▶ [QUOTED TEXT]
═══

The switch has done more than meet specs; it's enabled Decker to reduce the number of rollers on a job. "The HD O90Vs are more efficient," Smith says. "We've eliminated a roller off the roller train, and have changed our whole way of thinking about the roller issue."

What is oscillation compaction?

Hamm's unique, non-aggressive oscillation technology is changing the way contractors work in North America. The oscillation technology compacts with a gentle rocking motion, not a vertical pounding, and can be a powerful new tool for boosting asphalt paving productivity and profits.

Instead of vibrating straight up and down, the Hamm oscillatory design gives the drum a horizontal or "rocking" force which keeps the drum in contact with the mat.

Hamm oscillation technology attains very high compaction numbers with minimal passes and no shattering of aggregate. And as Decker Construction found, it often permits contractors to remove one or more rollers from a job.

"I've been here 25 years, and have watched the whole operation," says Bill Snoke, asphalt superintendent. "The Hamm rollers are our preferred weapon of choice. To reach our density spec, we usually can get it in one pass. It cut our fuel use almost a third from what we were using before. It's really made a difference. Its user friendly and you can see really well out of the cab. It's probably our most asked-for piece of equipment by the operators."

The HD O90V rollers were useful on a recent airport job, where 98 percent compaction was required on a runway. "We were reaching the spec with our double-drum rollers, but they weren't as efficient," says Jonathan Apple, project manager. "The Hamm rollers got density in fewer passes, and with a lot less fuel and water usage. We were able to run five rollers instead of six."

"With the old roller, we might have had to hit it with two to four passes," Snoke says. "With the Hamms we can cut back to one pass. They speed everything up."

The rollers have also precipitated a change in how Decker's subdivision streets are compacted. "We were running a three-wheeler up front," Snoke says. "We are now running the Hamms up front, following a meeting we went to earlier this year that pointed out that the hotter you hit it, the better it is. We've always said that, but it's hard to get that into the operators' heads."

The smoothness of the suburban mats also impressed Snoke. "You don't have bumps like you do with a three-wheeler," he says. "We were using three rollers, and now we use two. It means you can cut down on labor expenses."

═══

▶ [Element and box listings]
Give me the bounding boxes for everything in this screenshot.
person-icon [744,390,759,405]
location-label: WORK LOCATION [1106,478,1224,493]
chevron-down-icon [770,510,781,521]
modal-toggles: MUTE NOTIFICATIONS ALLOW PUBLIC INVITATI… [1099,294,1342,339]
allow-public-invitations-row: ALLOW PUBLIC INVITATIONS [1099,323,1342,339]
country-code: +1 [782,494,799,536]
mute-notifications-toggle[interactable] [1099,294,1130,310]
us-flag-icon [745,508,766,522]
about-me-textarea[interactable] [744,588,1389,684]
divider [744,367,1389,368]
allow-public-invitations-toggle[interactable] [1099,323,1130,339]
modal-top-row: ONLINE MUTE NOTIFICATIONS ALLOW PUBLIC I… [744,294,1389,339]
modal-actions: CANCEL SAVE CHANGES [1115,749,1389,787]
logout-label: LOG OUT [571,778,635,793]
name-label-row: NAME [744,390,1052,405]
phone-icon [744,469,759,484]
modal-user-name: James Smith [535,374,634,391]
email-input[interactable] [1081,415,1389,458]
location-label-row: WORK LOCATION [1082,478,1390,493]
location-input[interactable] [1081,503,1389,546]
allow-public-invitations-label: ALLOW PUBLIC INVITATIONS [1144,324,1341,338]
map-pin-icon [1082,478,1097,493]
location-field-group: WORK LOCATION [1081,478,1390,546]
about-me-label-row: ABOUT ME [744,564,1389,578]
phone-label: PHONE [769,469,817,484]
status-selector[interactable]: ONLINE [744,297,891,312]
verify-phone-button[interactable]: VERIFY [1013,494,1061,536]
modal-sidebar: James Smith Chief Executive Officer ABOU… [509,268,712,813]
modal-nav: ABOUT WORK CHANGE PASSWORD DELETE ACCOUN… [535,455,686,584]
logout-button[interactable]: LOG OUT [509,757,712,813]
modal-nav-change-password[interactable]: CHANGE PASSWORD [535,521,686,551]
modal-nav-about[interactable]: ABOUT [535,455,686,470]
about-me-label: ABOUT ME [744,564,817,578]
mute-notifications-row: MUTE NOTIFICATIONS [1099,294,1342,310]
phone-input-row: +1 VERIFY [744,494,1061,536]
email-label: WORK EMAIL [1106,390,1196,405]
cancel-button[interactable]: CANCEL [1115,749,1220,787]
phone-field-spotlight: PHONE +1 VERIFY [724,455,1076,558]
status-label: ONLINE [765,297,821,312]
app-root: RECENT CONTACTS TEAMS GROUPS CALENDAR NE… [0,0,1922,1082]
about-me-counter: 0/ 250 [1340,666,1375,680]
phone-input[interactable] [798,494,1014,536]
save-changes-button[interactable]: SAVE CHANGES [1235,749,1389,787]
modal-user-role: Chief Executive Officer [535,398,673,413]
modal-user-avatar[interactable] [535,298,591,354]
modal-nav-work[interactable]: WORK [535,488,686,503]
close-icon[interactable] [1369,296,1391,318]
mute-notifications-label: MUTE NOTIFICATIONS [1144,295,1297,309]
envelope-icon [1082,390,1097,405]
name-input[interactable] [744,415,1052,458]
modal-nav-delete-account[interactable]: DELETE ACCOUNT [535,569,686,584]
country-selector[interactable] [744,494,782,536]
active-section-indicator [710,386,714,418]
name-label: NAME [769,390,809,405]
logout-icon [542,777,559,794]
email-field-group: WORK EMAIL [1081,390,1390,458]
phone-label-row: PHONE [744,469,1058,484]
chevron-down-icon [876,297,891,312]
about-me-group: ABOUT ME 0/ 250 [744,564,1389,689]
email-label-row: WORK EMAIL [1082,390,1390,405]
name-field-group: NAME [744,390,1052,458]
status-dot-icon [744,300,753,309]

═══

▶ [WHAT IS ASKED]
- a) According to the oscillation compaction text, what compaction level was required on the airport runway job?
- b) Write the next part of the oscillation compaction text, starting after its final sentence.

▶ [OUTPUTS IN ORDER]
- a) 98 percent.

- b)
Change in city specs

Columbus specifications have changed from "tons per hour per roller", Smith says. "A certain roller would have so many tons per hour that it could compact, according to their science. Then they went to a density specification, where you had to get a minimum of 92 percent of the laboratory density, up to 97 percent, but with no number-of-passes requirement. We couldn't guarantee that we could do that every time, especially as the weather got colder, in the fall of the year, when it seems we do most of our work."

That's because Decker is called by developers to quickly pave subdivision streets before the season shuts down before winter. "As people start to panic, and realize it's almost winter, we're out there getting the last few subdivisions in before the season closes up, and conditions aren't suited for compaction."

The penalty in Columbus for not meeting the spec is that the contractor must supply an extended warranty. "That's something we didn't want to have to get involved with," Smith says. "And we were on the cusp of failure all the time, right at 92 percent. But we wanted to get up higher than that, up into the middle range."

Today, the mix specification remains in flux. "The whole specification is evolving as we speak," Smith says. "They are trying to come with a spec that will give them more longevity for their streets and highways. They're experimenting — sometimes at our expense, it seems — but we're working our way through it. And the HD O90Vs help assure that we won't have a problem."

Exacerbating the situation is the Portland cement concrete (PCC) pavement lobby, which is pushing the city to look more critically at HMA paving in its borders. "The lobby claimed HMA was not being tested enough, so the city decided to do compaction testing," Smith says.

Nonetheless, the high technology of the oscillation system in its twin HD O90Vs are helping Decker meet the challenge from PCC. "They do the job," Smith says. "We're happy with them. They are good machines and they have saved us money by not having to have another extra roller on the job."

In the process of changing specifications, the city went from a single spec of concrete base with a couple of inches of asphalt, to five different kinds of potential mat designs, Smith says. "On concrete, asphalt was a single lift of an inch and a half thick, on a variable surface. Before the oscillation rollers we had a tough time because we had variable lift thicknesses. It's not that we failed; it's just that we were on the edge of failure, too close to be safe."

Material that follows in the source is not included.